+++ RECORDS FOR THIS EXERCISE
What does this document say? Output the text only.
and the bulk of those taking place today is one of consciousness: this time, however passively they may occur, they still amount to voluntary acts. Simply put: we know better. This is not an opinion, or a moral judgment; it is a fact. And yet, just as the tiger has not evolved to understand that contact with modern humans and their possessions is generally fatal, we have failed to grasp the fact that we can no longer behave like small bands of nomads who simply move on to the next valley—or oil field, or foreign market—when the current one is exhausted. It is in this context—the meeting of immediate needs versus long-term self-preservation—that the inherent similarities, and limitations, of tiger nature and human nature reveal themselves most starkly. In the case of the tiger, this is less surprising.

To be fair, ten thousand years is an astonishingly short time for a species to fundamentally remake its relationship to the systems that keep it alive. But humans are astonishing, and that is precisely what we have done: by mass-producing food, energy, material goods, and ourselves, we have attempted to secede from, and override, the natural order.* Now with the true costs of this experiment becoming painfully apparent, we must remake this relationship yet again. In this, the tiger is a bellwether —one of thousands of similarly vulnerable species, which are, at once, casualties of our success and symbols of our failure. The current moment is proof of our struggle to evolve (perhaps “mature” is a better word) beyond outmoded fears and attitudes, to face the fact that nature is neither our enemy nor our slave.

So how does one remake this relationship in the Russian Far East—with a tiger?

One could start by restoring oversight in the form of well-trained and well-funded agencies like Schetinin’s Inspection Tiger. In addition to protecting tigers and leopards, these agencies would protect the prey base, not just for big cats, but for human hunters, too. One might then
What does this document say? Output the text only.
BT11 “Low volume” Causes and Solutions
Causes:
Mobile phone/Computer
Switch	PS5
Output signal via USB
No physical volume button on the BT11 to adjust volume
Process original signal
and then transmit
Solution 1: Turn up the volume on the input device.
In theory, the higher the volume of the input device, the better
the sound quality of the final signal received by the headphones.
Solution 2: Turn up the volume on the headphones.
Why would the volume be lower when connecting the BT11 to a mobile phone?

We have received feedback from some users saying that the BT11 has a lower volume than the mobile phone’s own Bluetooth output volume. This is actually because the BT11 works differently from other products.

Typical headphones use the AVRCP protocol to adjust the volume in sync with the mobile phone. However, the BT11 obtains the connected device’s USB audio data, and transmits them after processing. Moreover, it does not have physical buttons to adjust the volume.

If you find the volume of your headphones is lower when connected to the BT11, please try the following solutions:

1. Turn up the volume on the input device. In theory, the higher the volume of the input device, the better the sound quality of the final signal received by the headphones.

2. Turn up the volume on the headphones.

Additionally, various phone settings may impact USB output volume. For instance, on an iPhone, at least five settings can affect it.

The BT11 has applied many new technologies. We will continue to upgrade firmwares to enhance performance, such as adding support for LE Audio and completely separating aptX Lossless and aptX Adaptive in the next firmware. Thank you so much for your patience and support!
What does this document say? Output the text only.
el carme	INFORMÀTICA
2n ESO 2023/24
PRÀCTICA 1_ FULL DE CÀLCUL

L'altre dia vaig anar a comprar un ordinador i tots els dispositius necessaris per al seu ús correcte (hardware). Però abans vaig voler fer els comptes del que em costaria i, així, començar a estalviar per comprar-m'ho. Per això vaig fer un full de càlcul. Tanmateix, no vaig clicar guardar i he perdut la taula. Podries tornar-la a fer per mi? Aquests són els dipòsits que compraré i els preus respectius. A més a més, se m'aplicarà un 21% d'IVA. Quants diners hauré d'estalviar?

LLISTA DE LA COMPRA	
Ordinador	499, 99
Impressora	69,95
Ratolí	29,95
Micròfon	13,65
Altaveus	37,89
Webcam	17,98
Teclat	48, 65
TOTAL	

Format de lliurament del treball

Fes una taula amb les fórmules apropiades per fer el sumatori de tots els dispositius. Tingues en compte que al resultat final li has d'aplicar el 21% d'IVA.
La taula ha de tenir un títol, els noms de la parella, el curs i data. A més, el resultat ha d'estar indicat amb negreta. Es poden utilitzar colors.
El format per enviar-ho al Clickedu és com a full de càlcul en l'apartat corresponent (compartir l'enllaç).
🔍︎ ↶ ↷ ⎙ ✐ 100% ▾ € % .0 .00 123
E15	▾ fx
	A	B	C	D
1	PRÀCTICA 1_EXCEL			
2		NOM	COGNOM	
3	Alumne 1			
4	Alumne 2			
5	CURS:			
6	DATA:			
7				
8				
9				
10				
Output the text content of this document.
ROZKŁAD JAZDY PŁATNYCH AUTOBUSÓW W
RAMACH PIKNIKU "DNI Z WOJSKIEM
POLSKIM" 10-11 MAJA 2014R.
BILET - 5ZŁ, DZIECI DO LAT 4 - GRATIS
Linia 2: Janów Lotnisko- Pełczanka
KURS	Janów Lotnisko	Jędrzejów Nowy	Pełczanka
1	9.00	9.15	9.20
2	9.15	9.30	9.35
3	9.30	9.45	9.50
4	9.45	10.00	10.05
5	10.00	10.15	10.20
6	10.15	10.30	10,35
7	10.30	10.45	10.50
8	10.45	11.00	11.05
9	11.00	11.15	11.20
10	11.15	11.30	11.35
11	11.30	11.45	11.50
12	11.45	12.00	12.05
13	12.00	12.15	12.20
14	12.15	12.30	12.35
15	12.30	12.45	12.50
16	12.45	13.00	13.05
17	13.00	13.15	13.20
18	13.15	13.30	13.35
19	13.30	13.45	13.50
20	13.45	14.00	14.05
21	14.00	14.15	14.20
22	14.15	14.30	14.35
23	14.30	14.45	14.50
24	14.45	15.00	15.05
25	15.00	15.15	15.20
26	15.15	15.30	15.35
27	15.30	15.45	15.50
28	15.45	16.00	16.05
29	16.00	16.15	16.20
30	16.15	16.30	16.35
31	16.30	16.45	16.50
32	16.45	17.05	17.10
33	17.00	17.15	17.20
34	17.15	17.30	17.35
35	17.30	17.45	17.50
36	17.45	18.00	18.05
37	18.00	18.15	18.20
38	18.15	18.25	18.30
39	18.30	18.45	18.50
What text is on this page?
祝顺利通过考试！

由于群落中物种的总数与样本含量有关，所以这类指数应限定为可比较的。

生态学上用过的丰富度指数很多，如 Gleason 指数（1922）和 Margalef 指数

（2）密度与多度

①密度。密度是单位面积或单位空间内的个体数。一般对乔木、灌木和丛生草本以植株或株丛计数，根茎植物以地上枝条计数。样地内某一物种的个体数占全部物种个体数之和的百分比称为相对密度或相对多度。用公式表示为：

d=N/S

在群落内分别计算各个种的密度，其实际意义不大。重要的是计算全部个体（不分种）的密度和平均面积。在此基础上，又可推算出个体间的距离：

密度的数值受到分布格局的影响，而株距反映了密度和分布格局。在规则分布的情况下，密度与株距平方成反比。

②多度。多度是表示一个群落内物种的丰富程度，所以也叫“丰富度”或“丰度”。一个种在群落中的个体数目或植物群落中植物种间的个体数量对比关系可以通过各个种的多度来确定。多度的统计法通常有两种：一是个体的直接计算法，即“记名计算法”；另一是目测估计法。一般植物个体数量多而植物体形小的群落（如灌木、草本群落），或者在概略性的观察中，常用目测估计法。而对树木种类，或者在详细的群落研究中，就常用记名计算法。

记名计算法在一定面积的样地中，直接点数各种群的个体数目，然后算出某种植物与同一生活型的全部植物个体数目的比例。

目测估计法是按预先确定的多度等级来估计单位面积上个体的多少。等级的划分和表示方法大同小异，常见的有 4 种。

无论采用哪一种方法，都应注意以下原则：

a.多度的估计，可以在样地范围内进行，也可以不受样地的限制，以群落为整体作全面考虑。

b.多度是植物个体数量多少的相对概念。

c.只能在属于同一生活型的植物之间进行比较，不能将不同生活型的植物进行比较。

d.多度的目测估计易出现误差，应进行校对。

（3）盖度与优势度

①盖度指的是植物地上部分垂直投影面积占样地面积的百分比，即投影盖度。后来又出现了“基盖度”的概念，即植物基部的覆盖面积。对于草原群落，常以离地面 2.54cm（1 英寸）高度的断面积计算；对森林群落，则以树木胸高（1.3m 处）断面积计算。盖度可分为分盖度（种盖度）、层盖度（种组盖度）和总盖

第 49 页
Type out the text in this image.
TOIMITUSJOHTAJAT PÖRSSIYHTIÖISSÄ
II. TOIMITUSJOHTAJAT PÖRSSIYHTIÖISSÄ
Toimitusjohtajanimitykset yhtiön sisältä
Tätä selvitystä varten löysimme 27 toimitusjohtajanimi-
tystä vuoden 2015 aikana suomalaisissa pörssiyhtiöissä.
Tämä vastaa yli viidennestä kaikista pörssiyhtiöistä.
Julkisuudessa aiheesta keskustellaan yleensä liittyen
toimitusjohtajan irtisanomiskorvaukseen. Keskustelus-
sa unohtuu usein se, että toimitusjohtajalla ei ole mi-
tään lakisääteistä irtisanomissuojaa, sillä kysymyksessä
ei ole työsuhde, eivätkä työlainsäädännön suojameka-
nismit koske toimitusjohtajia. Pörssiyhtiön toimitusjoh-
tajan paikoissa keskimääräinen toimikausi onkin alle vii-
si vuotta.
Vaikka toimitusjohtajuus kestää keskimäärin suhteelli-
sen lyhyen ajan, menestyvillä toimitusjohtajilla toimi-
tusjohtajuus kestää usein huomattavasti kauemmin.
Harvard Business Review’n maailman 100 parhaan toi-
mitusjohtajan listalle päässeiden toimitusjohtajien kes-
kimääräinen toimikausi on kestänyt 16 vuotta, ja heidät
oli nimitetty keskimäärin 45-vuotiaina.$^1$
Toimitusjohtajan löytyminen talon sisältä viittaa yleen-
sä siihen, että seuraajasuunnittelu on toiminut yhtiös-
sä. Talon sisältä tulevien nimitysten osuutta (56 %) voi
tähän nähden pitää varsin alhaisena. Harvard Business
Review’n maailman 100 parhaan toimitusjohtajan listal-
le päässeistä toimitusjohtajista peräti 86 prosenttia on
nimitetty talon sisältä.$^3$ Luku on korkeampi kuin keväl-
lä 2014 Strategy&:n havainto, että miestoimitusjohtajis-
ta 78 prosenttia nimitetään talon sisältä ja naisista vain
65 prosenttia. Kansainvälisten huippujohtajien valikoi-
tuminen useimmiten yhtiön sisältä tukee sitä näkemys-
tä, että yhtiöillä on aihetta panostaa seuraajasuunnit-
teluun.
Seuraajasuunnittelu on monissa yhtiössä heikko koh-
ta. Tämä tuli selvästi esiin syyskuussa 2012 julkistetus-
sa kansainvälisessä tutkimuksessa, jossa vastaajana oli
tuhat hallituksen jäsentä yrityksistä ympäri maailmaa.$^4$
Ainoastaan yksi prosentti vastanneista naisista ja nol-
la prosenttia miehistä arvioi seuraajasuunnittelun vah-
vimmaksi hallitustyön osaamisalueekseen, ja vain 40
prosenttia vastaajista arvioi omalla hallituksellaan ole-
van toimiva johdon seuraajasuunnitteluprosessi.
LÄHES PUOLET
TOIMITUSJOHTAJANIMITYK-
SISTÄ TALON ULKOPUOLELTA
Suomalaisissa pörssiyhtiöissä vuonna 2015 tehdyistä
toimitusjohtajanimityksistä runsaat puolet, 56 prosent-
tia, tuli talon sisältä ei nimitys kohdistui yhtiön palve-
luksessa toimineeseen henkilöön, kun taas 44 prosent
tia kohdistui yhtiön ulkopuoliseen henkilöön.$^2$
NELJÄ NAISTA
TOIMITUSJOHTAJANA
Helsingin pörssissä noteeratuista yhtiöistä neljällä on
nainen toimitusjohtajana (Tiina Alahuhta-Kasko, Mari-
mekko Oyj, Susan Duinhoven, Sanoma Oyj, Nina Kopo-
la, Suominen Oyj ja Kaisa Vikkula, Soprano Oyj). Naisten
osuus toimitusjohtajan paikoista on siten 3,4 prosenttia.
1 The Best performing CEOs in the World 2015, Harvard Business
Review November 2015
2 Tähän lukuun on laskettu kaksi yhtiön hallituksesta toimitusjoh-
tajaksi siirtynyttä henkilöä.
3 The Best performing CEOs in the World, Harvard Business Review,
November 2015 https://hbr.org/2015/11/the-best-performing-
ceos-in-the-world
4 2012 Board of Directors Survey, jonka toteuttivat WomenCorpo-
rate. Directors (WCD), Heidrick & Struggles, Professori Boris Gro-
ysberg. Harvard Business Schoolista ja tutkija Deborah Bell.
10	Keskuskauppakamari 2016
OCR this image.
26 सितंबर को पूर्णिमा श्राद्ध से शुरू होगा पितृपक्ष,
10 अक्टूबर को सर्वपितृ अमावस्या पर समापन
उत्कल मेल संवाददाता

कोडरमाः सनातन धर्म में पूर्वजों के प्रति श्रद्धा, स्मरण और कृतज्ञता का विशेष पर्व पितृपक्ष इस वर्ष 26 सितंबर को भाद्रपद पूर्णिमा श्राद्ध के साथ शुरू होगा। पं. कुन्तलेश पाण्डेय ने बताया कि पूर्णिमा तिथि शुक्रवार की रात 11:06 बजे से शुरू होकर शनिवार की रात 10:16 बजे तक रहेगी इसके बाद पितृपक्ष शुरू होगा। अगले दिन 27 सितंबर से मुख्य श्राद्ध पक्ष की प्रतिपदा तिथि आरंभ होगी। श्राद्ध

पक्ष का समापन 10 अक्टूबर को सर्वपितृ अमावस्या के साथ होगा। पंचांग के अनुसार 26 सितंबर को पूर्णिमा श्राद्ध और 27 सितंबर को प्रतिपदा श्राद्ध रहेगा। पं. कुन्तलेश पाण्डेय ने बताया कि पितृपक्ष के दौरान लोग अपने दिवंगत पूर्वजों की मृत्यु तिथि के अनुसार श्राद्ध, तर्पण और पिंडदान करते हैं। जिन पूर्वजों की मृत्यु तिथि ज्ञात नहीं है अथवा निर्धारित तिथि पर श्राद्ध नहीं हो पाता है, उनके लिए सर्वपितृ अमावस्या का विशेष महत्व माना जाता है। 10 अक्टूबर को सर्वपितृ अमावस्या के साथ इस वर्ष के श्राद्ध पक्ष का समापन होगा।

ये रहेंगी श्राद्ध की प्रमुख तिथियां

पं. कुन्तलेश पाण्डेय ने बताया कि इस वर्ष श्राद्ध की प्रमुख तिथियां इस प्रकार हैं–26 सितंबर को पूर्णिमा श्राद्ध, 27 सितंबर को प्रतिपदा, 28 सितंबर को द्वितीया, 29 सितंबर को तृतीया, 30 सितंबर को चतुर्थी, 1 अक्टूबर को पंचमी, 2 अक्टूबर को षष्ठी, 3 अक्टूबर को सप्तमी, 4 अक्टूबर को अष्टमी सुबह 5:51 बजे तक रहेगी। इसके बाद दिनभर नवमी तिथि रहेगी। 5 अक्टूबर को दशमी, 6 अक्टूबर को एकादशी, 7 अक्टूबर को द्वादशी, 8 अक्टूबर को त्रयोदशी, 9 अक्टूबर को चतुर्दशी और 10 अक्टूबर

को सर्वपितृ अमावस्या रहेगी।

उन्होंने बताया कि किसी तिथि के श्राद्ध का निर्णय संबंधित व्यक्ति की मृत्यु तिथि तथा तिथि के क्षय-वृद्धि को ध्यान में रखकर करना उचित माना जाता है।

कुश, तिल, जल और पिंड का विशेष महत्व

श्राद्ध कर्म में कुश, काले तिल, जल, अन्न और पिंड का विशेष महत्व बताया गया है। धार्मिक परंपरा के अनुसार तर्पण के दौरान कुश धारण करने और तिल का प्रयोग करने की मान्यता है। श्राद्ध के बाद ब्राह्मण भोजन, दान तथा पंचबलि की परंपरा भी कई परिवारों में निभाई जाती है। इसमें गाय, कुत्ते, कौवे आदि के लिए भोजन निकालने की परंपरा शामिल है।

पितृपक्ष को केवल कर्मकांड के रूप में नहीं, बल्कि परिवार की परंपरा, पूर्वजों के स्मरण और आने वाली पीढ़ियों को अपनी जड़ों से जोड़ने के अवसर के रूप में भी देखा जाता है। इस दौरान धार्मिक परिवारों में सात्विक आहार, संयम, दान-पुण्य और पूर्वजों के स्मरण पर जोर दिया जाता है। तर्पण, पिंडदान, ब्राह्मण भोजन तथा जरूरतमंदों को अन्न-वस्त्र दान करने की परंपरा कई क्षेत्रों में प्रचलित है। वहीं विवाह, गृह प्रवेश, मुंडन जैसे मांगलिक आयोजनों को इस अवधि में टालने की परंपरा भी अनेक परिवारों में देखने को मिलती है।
++++++
PROBLEM STATEMENT: State the count of lines in the data holding the word "lower", adding nothing to it.

SOLUTION: 3